▶ _CHALLENGE_:
In the entries below, identify every line with the string "капитального" and copy it.

###

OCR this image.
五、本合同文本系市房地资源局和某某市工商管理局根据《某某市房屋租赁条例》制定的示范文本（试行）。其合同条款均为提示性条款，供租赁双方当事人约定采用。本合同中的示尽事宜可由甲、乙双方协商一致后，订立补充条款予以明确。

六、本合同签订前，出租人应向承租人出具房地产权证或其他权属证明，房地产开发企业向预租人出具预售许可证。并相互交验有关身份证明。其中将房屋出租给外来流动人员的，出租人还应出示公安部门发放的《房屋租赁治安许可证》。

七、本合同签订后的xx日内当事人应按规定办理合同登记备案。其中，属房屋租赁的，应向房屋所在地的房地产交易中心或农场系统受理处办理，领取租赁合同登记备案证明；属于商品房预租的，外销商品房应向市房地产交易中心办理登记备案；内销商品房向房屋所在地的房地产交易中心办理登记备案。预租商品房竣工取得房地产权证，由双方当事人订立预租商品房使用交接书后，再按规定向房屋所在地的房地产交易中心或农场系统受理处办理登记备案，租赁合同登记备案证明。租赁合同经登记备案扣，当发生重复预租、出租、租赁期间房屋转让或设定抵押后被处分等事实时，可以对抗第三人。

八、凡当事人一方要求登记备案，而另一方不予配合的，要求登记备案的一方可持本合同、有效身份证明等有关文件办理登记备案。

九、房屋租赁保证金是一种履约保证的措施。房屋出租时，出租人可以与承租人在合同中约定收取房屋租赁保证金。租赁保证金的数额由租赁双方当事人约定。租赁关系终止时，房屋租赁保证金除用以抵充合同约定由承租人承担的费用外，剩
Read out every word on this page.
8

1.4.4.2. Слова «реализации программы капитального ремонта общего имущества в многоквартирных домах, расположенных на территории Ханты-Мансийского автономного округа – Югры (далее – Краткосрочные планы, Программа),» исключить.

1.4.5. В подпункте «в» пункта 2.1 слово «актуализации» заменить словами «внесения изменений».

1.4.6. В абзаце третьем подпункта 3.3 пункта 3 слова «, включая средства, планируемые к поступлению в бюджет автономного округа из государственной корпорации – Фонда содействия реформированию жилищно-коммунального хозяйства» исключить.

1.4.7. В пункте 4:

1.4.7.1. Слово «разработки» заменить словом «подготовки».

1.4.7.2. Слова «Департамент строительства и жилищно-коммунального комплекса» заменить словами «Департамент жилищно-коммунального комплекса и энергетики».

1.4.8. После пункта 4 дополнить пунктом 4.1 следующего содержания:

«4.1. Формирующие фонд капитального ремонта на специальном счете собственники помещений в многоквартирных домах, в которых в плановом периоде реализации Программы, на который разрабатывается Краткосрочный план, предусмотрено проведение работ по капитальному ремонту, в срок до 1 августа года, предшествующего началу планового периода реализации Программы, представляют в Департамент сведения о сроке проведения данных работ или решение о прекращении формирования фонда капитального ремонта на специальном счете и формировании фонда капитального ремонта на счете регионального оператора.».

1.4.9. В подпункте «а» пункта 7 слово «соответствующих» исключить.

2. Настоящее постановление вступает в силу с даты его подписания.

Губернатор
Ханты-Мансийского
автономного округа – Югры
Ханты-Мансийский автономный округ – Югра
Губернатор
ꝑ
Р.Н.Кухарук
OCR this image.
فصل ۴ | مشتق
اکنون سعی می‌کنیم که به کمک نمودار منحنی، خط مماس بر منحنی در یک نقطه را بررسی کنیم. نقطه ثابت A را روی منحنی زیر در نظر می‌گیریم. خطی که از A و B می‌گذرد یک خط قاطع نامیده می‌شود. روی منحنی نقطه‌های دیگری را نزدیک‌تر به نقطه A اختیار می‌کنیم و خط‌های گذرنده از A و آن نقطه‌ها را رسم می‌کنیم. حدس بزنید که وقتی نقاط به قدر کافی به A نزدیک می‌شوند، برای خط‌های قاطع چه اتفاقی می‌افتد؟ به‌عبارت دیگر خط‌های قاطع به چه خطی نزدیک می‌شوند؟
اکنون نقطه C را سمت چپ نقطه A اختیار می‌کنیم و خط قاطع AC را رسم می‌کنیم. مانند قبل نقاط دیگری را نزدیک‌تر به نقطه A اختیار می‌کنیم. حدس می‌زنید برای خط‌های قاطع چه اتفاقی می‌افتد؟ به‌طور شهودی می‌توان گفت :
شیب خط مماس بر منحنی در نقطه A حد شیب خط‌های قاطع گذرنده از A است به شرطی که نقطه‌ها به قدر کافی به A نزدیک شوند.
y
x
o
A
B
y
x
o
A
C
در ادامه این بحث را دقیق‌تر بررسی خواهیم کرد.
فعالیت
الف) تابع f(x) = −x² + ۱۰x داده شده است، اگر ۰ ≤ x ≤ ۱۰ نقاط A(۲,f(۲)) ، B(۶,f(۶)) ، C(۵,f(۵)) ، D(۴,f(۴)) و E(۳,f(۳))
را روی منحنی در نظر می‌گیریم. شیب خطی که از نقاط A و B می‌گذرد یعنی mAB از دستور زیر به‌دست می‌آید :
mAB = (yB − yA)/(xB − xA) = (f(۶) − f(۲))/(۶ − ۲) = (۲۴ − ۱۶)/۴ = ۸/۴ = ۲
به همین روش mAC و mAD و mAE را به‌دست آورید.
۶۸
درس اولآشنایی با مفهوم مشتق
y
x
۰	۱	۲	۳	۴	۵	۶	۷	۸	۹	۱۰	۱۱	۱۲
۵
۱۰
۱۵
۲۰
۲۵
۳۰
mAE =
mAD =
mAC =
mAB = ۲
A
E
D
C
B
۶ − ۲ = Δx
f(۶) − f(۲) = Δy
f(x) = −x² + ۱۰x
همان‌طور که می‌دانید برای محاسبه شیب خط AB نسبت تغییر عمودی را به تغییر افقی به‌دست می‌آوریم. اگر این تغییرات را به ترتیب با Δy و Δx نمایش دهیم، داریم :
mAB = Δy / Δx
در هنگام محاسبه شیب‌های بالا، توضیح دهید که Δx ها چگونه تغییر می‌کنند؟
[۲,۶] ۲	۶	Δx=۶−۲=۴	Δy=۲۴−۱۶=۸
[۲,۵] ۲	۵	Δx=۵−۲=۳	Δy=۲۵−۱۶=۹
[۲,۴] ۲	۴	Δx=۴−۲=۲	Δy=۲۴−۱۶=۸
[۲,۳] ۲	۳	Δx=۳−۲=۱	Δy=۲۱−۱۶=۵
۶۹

###

▶ _OUTPUT OF THE EXERCISE_:
1.4.4.2. Слова «реализации программы капитального ремонта общего имущества в многоквартирных домах, расположенных на территории Ханты-Мансийского автономного округа – Югры (далее – Краткосрочные планы, Программа),» исключить.
«4.1. Формирующие фонд капитального ремонта на специальном счете собственники помещений в многоквартирных домах, в которых в плановом периоде реализации Программы, на который разрабатывается Краткосрочный план, предусмотрено проведение работ по капитальному ремонту, в срок до 1 августа года, предшествующего началу планового периода реализации Программы, представляют в Департамент сведения о сроке проведения данных работ или решение о прекращении формирования фонда капитального ремонта на специальном счете и формировании фонда капитального ремонта на счете регионального оператора.».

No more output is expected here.